EXERCISE BRIEF: Search the material for the word "data" and copy each line that holds it.

EXTRACTED RECORDS:
++++++
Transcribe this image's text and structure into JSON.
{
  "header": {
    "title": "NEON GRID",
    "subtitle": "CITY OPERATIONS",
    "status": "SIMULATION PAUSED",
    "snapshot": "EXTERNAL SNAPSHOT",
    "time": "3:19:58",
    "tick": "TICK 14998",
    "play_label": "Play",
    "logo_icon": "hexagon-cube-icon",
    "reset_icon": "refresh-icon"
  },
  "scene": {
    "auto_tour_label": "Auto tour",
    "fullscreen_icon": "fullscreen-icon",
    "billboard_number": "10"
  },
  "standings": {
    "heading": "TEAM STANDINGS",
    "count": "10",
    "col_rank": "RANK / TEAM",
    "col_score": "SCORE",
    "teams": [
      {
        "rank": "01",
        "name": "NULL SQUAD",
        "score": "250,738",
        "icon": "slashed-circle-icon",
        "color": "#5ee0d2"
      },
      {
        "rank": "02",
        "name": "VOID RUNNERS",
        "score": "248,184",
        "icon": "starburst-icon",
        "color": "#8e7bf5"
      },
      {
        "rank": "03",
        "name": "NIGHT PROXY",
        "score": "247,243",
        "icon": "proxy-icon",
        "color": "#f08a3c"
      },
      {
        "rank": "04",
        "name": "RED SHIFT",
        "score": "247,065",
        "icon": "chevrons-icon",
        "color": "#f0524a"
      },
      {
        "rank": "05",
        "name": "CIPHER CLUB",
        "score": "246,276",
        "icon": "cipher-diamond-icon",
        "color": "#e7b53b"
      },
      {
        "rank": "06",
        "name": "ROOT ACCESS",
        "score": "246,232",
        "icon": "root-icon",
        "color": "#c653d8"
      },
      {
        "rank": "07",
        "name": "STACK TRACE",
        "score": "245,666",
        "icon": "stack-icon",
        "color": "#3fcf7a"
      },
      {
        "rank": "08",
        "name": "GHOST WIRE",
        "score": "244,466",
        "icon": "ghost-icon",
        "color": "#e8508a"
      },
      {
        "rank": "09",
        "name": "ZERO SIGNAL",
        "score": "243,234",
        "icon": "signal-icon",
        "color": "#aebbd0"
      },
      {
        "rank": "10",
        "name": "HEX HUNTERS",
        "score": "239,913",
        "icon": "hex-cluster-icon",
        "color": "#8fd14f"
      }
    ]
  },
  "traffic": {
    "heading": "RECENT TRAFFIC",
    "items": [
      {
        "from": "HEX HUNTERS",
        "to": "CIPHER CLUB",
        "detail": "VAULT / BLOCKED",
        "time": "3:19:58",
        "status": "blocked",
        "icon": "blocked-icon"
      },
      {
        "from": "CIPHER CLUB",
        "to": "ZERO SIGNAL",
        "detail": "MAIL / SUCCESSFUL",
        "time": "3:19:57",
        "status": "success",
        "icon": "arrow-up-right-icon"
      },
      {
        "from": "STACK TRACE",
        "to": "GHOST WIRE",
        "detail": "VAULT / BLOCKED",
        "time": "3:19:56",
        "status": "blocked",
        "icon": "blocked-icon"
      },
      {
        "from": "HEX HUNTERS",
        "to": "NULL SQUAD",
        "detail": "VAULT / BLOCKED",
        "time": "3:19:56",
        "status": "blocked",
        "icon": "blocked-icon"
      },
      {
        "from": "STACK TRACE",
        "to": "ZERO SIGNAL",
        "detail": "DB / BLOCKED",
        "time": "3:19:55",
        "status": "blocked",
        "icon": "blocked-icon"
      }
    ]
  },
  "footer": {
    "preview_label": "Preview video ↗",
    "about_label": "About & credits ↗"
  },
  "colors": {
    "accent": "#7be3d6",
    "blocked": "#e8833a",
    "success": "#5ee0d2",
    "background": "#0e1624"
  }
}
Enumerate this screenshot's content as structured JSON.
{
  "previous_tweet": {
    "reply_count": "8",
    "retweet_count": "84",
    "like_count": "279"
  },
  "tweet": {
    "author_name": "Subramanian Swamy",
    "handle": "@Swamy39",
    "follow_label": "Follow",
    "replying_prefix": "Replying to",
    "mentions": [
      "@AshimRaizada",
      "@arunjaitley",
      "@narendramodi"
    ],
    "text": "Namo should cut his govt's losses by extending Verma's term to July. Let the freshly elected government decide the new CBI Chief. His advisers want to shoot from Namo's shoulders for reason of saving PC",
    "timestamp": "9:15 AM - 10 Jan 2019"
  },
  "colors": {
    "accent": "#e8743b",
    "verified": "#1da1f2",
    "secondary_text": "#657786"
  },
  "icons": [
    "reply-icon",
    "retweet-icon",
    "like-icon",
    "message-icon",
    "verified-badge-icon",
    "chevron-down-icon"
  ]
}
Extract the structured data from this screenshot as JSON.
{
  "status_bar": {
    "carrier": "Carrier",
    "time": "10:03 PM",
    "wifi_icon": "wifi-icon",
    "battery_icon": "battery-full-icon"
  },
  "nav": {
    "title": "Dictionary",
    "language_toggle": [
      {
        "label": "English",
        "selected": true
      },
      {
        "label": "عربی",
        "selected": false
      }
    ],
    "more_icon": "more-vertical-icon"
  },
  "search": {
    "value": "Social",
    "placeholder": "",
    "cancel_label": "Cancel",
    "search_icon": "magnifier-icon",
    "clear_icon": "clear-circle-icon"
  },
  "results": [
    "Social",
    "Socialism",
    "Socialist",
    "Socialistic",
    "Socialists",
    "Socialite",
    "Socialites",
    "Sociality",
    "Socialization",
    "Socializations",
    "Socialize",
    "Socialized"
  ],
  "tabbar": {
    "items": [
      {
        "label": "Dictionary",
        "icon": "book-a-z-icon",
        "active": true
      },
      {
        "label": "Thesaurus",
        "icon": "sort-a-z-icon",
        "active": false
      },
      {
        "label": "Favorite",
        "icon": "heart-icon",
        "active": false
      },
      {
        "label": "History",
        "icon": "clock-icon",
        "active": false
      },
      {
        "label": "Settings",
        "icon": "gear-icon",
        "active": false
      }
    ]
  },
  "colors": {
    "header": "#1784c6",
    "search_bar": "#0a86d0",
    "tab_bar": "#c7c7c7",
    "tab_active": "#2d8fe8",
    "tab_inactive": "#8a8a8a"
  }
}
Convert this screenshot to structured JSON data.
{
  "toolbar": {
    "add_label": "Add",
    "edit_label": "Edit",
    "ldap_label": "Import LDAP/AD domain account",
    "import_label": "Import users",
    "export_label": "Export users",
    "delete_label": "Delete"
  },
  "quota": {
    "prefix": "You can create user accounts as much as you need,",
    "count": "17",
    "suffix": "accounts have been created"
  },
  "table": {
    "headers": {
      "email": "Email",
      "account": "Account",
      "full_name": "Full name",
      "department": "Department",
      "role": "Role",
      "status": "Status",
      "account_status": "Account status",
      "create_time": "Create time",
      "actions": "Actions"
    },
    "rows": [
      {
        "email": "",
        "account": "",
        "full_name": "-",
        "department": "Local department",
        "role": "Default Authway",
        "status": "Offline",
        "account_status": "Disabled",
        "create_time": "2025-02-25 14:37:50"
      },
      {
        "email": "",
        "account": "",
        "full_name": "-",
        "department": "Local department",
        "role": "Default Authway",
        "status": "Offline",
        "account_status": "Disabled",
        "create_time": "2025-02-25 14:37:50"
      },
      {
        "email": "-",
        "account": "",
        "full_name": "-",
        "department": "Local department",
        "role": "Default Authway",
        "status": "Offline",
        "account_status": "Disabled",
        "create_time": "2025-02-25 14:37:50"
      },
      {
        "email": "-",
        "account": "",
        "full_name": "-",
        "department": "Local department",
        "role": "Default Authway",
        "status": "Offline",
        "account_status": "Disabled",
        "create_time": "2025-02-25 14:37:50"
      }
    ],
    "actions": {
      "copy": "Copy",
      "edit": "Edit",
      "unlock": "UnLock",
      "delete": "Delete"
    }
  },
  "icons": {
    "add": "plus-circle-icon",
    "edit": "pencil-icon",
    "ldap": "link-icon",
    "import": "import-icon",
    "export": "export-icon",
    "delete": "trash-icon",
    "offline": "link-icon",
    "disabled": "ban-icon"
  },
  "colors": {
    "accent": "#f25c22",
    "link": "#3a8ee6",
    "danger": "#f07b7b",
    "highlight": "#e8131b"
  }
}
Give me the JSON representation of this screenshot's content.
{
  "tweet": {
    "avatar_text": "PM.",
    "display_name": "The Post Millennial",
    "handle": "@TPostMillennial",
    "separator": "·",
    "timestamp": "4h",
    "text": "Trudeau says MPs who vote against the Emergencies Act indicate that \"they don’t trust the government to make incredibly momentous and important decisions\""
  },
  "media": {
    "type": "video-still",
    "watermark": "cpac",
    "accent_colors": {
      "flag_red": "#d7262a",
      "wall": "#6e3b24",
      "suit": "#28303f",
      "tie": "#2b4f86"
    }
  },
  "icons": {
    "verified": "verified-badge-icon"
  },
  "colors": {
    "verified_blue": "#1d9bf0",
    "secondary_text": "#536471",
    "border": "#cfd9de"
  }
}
++++++
EXERCISE SOLUTION:
Extract the structured data from this screenshot as JSON.
Convert this screenshot to structured JSON data.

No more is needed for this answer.